→ **TEXT SEGMENT**

........

I'm almost done rewriting some CUDA code into OpenCL. But I get this terrible runtime error.
The kernel I call takes arguments like this:
__kernel void kernel_forwardProject(
__global float *proj_out,
__gloabl float *proj_in,
__global float *vol,
__read_only image3d_t tex_vol,
__constant float *transformMatrices,
__constant float *sourcePositions)
I am using the cl2.hpp
wrapper for OpenCL and when I call the equivalent of clSetKernelArg
for argument 0, i.e. proj_out
, CL_INVALID_MEM_OBJECT
is returned.
I also get the same result when switching around argument 0 and 1. I've tried the three ways I know of allocating the device buffers:
// 1)
auto dev_proj_out = cl::Buffer(queue, h_proj_out, h_proj_out + proj_size,
/*read_only*/false, /*useHostPtr*/true, &err);
// 2)
auto dev_proj_out = cl::Buffer(ctx, CL_MEM_WRITE_ONLY | CL_MEM_USE_HOST_PTR,
proj_size * sizeof(float), (void*)&h_proj_out[0], &err);
// 3)
auto dev_proj_out = cl::Buffer(ctx, CL_MEM_WRITE_ONLY,
req_dev_alloc, nullptr, &err);
queue.enqueueWriteBuffer(dev_proj_out, CL_TRUE, 0, 0, (void *)&h_proj_out[0]);
h_proj_out
is float*
, proj_size
is 64*64*16
in the test case.
I've tried all 4 combinations of false
and true
for read_only
and useHostPtr
.
I check err
after all OpenCL API calls, there is no errors before clSetKernelArg
.
I've stepped through the code with gdb for all the combinations, it's always at clSetKernelArg
for the first argument which gives the error.
I've tried both the Nvidia and Intel CPU OpenCL runtimes. (POCL doesn't support image types for nvidia gpus, so I can't use that)

........

[Spatial annotation records]
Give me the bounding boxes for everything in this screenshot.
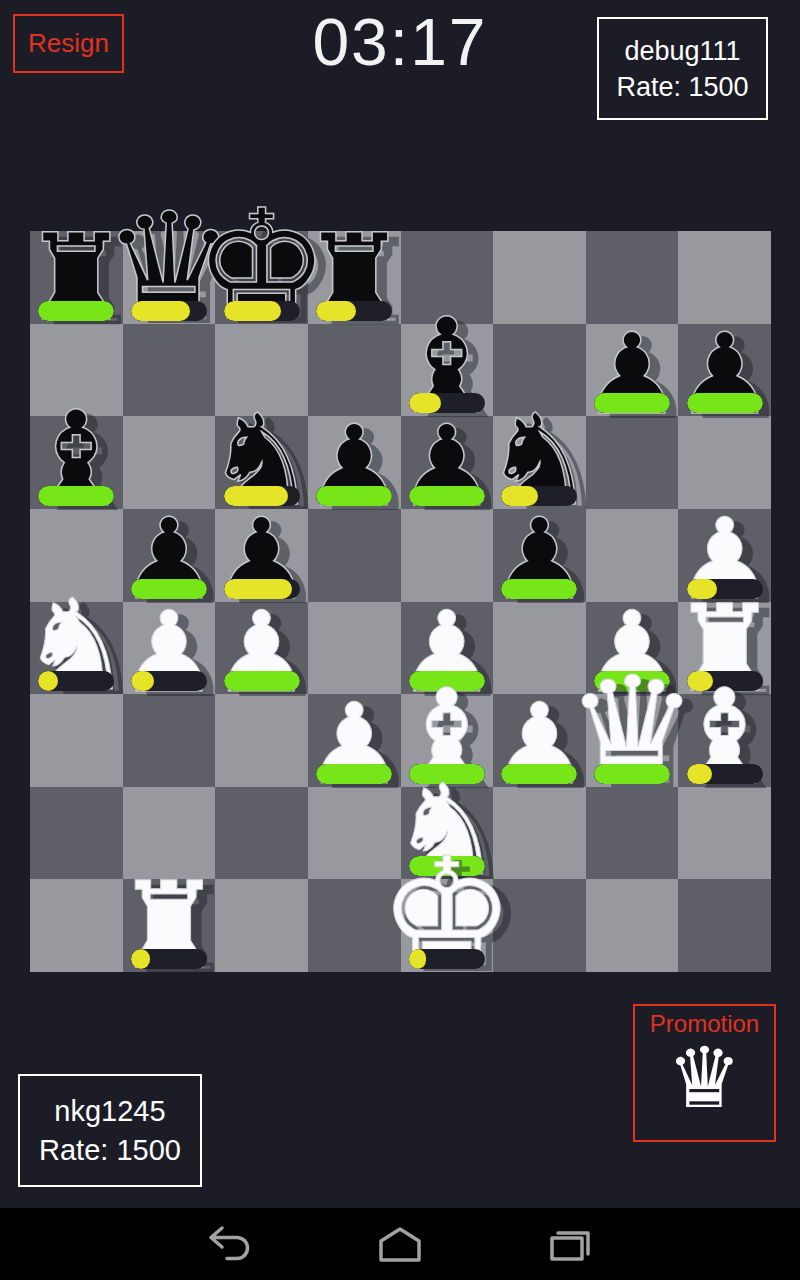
piece-white-knight-a4[interactable]: ♞ — [20, 583, 133, 709]
player-card: nkg1245 Rate: 1500 — [18, 1074, 202, 1187]
piece-black-pawn-f5[interactable]: ♟ — [489, 503, 589, 615]
square-a2[interactable] — [30, 787, 123, 880]
recents-icon[interactable] — [544, 1225, 596, 1263]
square-h1[interactable] — [678, 879, 771, 972]
opponent-name: debug111 — [624, 33, 740, 69]
square-g1[interactable] — [586, 879, 679, 972]
square-c2[interactable] — [215, 787, 308, 880]
promotion-button[interactable]: Promotion ♛ — [633, 1004, 776, 1142]
android-navbar — [0, 1208, 800, 1280]
white-queen-icon[interactable]: ♛ — [667, 1036, 742, 1120]
piece-white-bishop-h3[interactable]: ♝ — [666, 671, 784, 803]
back-icon[interactable] — [204, 1225, 256, 1263]
opponent-card: debug111 Rate: 1500 — [597, 17, 768, 120]
square-a1[interactable] — [30, 879, 123, 972]
piece-black-pawn-d6[interactable]: ♟ — [304, 410, 404, 522]
piece-white-pawn-b4[interactable]: ♟ — [119, 596, 219, 708]
piece-white-rook-b1[interactable]: ♜ — [115, 866, 223, 986]
piece-black-pawn-e6[interactable]: ♟ — [397, 410, 497, 522]
opponent-rating: Rate: 1500 — [616, 69, 748, 105]
piece-black-pawn-h7[interactable]: ♟ — [674, 318, 774, 430]
square-f8[interactable] — [493, 231, 586, 324]
square-c1[interactable] — [215, 879, 308, 972]
piece-white-king-e1[interactable]: ♚ — [379, 838, 515, 990]
player-rating: Rate: 1500 — [39, 1131, 181, 1170]
player-name: nkg1245 — [54, 1092, 165, 1131]
chess-board[interactable]: ♜♛♚♜♝♟♟♝♞♟♟♞♟♟♟♟♞♟♟♟♟♜♟♝♟♛♝♞♜♚ — [30, 231, 771, 972]
piece-black-pawn-g7[interactable]: ♟ — [582, 318, 682, 430]
home-icon[interactable] — [374, 1225, 426, 1263]
piece-black-bishop-a6[interactable]: ♝ — [17, 393, 135, 525]
piece-white-pawn-c4[interactable]: ♟ — [211, 596, 311, 708]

........

→ **AIM**
Pick up the OpenCL CL_INVALID_MEM_OBJECT forum post right after its last sentence and keep writing it.

→ **WRITTEN ANSWER**
The host code can be found here: https://gitlab.com/agravgaard/cbctrecon/blob/master/Library/CbctReconLib/rtkExtension/rtkOpenCLForwardProjectionImageFilter.cpp#L130
The OpenCL kernel: https://gitlab.com/agravgaard/cbctrecon/blob/master/Library/CbctReconLib/rtkExtension/forward_proj.cl#L71 The kernel compiles without any warnings using the Intel SDK for OpenCL offline compiler (with the same defines as given at runtime).
The error occurs on line 247 of the host code. The KernelFunctor calls setArgs<> which calls setArg of the kernel, which calls clSetKernelArg at line 5398 of cl2.hpp
The issue had two parts comes from mixing devices, contexts and queues and kernel management.
The cl2.hpp
uses the default device, context and queue if none is given. As I was not consistent with the default in the example above and thus different queues and contexts "owned" different objects.
I initially got rid of the CL_INVALID_MEM_OBJECT
by rewriting how I manage kernels including adding:
program.createKernels(&kernel_list)
And using that list to initialize the KernelFunctor
.